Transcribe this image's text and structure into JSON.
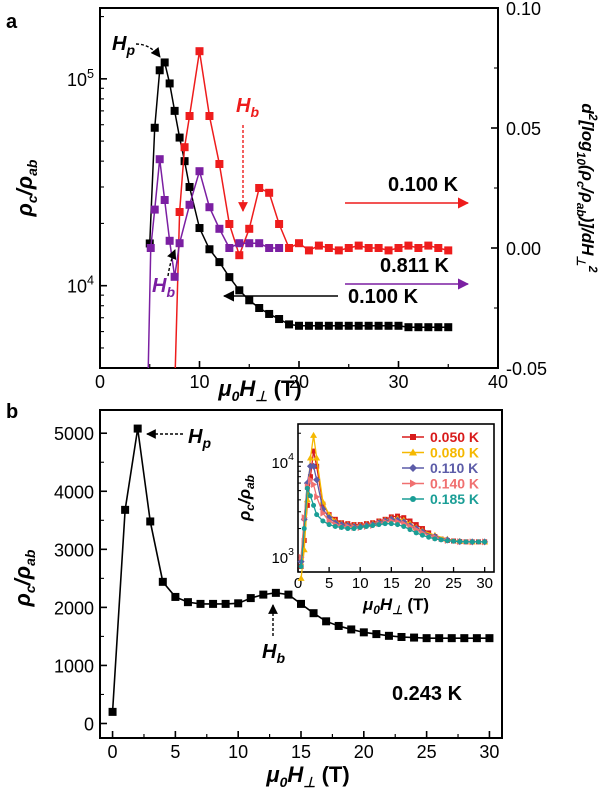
{
  "chart_data": [
    {
      "panel": "a",
      "type": "scatter",
      "xlabel": "μ0H⊥ (T)",
      "ylabel_left": "ρc/ρab",
      "ylabel_right": "d2[log10(ρc/ρab)]/dH⊥2",
      "xlim": [
        0,
        40
      ],
      "xticks": [
        "0",
        "10",
        "20",
        "30",
        "40"
      ],
      "ylim_left_log": [
        4000,
        220000
      ],
      "yticks_left": [
        "10^4",
        "10^5"
      ],
      "ylim_right": [
        -0.05,
        0.1
      ],
      "yticks_right": [
        "-0.05",
        "0.00",
        "0.05",
        "0.10"
      ],
      "annotations": {
        "hp": "H",
        "hp_sub": "p",
        "hb_red": "H",
        "hb_red_sub": "b",
        "hb_purple": "H",
        "hb_purple_sub": "b",
        "label_red": "0.100 K",
        "label_purple": "0.811 K",
        "label_black": "0.100 K"
      },
      "series": [
        {
          "axis": "left",
          "color": "#000000",
          "marker": "square",
          "x": [
            5,
            5.5,
            6,
            6.5,
            7,
            7.5,
            8,
            8.5,
            9,
            10,
            11,
            12,
            13,
            14,
            15,
            16,
            17,
            18,
            19,
            20,
            21,
            22,
            23,
            24,
            25,
            26,
            27,
            28,
            29,
            30,
            31,
            32,
            33,
            34,
            35
          ],
          "y": [
            16000,
            58000,
            110000,
            120000,
            95000,
            70000,
            52000,
            40000,
            30000,
            19000,
            15000,
            13000,
            11000,
            9500,
            8500,
            7800,
            7300,
            6900,
            6500,
            6400,
            6400,
            6400,
            6400,
            6400,
            6400,
            6400,
            6400,
            6400,
            6400,
            6400,
            6300,
            6300,
            6300,
            6300,
            6300
          ]
        },
        {
          "axis": "right",
          "color": "#ee1c1c",
          "marker": "square",
          "x": [
            7.5,
            8,
            8.5,
            9,
            10,
            11,
            12,
            13,
            14,
            15,
            16,
            17,
            18,
            19,
            20,
            21,
            22,
            23,
            24,
            25,
            26,
            27,
            28,
            29,
            30,
            31,
            32,
            33,
            34,
            35
          ],
          "y": [
            -0.06,
            0.015,
            0.042,
            0.055,
            0.082,
            0.055,
            0.035,
            0.01,
            -0.003,
            0.008,
            0.025,
            0.023,
            0.01,
            0,
            0.002,
            -0.001,
            0.001,
            0,
            -0.001,
            0,
            0.001,
            0,
            0,
            -0.001,
            0,
            0.001,
            0,
            0.001,
            0,
            -0.001
          ]
        },
        {
          "axis": "right",
          "color": "#7b1fa2",
          "marker": "square",
          "x": [
            4.8,
            5.1,
            5.5,
            6,
            6.5,
            7,
            7.5,
            8,
            9,
            10,
            11,
            12,
            13,
            14,
            15,
            16,
            17,
            18
          ],
          "y": [
            -0.06,
            0.0,
            0.016,
            0.037,
            0.02,
            0.003,
            -0.012,
            0.002,
            0.018,
            0.032,
            0.017,
            0.008,
            0.0,
            0.002,
            0.002,
            0.002,
            0.0,
            0.0
          ]
        }
      ]
    },
    {
      "panel": "b",
      "type": "line",
      "xlabel": "μ0H⊥ (T)",
      "ylabel": "ρc/ρab",
      "xlim": [
        -1,
        31
      ],
      "xticks": [
        "0",
        "5",
        "10",
        "15",
        "20",
        "25",
        "30"
      ],
      "ylim": [
        -250,
        5400
      ],
      "yticks": [
        "0",
        "1000",
        "2000",
        "3000",
        "4000",
        "5000"
      ],
      "annotations": {
        "hp": "H",
        "hp_sub": "p",
        "hb": "H",
        "hb_sub": "b",
        "temperature": "0.243 K"
      },
      "series": [
        {
          "color": "#000000",
          "marker": "square",
          "x": [
            0,
            1,
            2,
            3,
            4,
            5,
            6,
            7,
            8,
            9,
            10,
            11,
            12,
            13,
            14,
            15,
            16,
            17,
            18,
            19,
            20,
            21,
            22,
            23,
            24,
            25,
            26,
            27,
            28,
            29,
            30
          ],
          "y": [
            200,
            3680,
            5080,
            3480,
            2440,
            2180,
            2090,
            2060,
            2060,
            2060,
            2070,
            2160,
            2220,
            2250,
            2220,
            2060,
            1900,
            1760,
            1680,
            1620,
            1570,
            1540,
            1510,
            1490,
            1480,
            1470,
            1470,
            1470,
            1470,
            1470,
            1470
          ]
        }
      ]
    },
    {
      "panel": "b-inset",
      "type": "line",
      "xlabel": "μ0H⊥ (T)",
      "ylabel": "ρc/ρab",
      "xlim": [
        0,
        31.5
      ],
      "xticks": [
        "0",
        "5",
        "10",
        "15",
        "20",
        "25",
        "30"
      ],
      "ylim_log": [
        700,
        25000
      ],
      "yticks": [
        "10^3",
        "10^4"
      ],
      "series": [
        {
          "name": "0.050 K",
          "color": "#d81b1b",
          "marker": "square",
          "x": [
            0.5,
            1,
            1.5,
            2,
            2.5,
            3,
            4,
            5,
            6,
            7,
            8,
            9,
            10,
            11,
            12,
            13,
            14,
            15,
            16,
            17,
            18,
            19,
            20,
            21,
            22,
            23,
            24,
            25,
            26,
            27,
            28,
            29,
            30
          ],
          "y": [
            800,
            1500,
            3500,
            7000,
            13000,
            9000,
            3600,
            2800,
            2500,
            2300,
            2250,
            2200,
            2200,
            2250,
            2300,
            2400,
            2500,
            2650,
            2700,
            2600,
            2400,
            2200,
            2000,
            1800,
            1650,
            1550,
            1500,
            1480,
            1460,
            1450,
            1450,
            1450,
            1450
          ]
        },
        {
          "name": "0.080 K",
          "color": "#f5b800",
          "marker": "triangle",
          "x": [
            0.5,
            1,
            1.5,
            2,
            2.5,
            3,
            4,
            5,
            6,
            7,
            8,
            9,
            10,
            11,
            12,
            13,
            14,
            15,
            16,
            17,
            18,
            19,
            20,
            22,
            24,
            26,
            28,
            30
          ],
          "y": [
            600,
            1200,
            4000,
            11000,
            19000,
            11000,
            3800,
            2800,
            2400,
            2250,
            2200,
            2150,
            2150,
            2200,
            2250,
            2350,
            2450,
            2550,
            2550,
            2450,
            2250,
            2050,
            1900,
            1700,
            1550,
            1470,
            1450,
            1450
          ]
        },
        {
          "name": "0.110 K",
          "color": "#5c5ca8",
          "marker": "diamond",
          "x": [
            0.5,
            1,
            1.5,
            2,
            2.5,
            3,
            4,
            5,
            6,
            7,
            8,
            9,
            10,
            11,
            12,
            13,
            14,
            15,
            16,
            17,
            18,
            19,
            20,
            22,
            24,
            26,
            28,
            30
          ],
          "y": [
            900,
            2500,
            6000,
            9000,
            9000,
            6500,
            3200,
            2600,
            2300,
            2200,
            2150,
            2100,
            2100,
            2150,
            2200,
            2300,
            2400,
            2500,
            2450,
            2350,
            2150,
            2000,
            1850,
            1650,
            1520,
            1460,
            1450,
            1450
          ]
        },
        {
          "name": "0.140 K",
          "color": "#f07070",
          "marker": "triangle-right",
          "x": [
            0.5,
            1,
            1.5,
            2,
            2.5,
            3,
            4,
            5,
            6,
            7,
            8,
            9,
            10,
            11,
            12,
            13,
            14,
            15,
            16,
            17,
            18,
            19,
            20,
            22,
            24,
            26,
            28,
            30
          ],
          "y": [
            1000,
            2600,
            5500,
            6500,
            5800,
            4300,
            2900,
            2400,
            2200,
            2100,
            2100,
            2050,
            2050,
            2100,
            2150,
            2250,
            2350,
            2400,
            2350,
            2250,
            2100,
            1950,
            1800,
            1620,
            1500,
            1460,
            1450,
            1450
          ]
        },
        {
          "name": "0.185 K",
          "color": "#1a9e96",
          "marker": "circle",
          "x": [
            0.5,
            1,
            1.5,
            2,
            2.5,
            3,
            4,
            5,
            6,
            7,
            8,
            9,
            10,
            11,
            12,
            13,
            14,
            15,
            16,
            17,
            18,
            19,
            20,
            21,
            22,
            23,
            24,
            25,
            26,
            27,
            28,
            29,
            30
          ],
          "y": [
            800,
            2000,
            5300,
            4400,
            3500,
            2800,
            2400,
            2200,
            2100,
            2050,
            2000,
            2000,
            2050,
            2100,
            2150,
            2200,
            2250,
            2250,
            2200,
            2100,
            1950,
            1800,
            1700,
            1620,
            1560,
            1520,
            1490,
            1470,
            1460,
            1450,
            1450,
            1450,
            1450
          ]
        }
      ]
    }
  ]
}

============================================================

— Given task —
For the listing above, give the number of lines in which the string "name" occurs, and nothing else.

— Response to the exercise —
5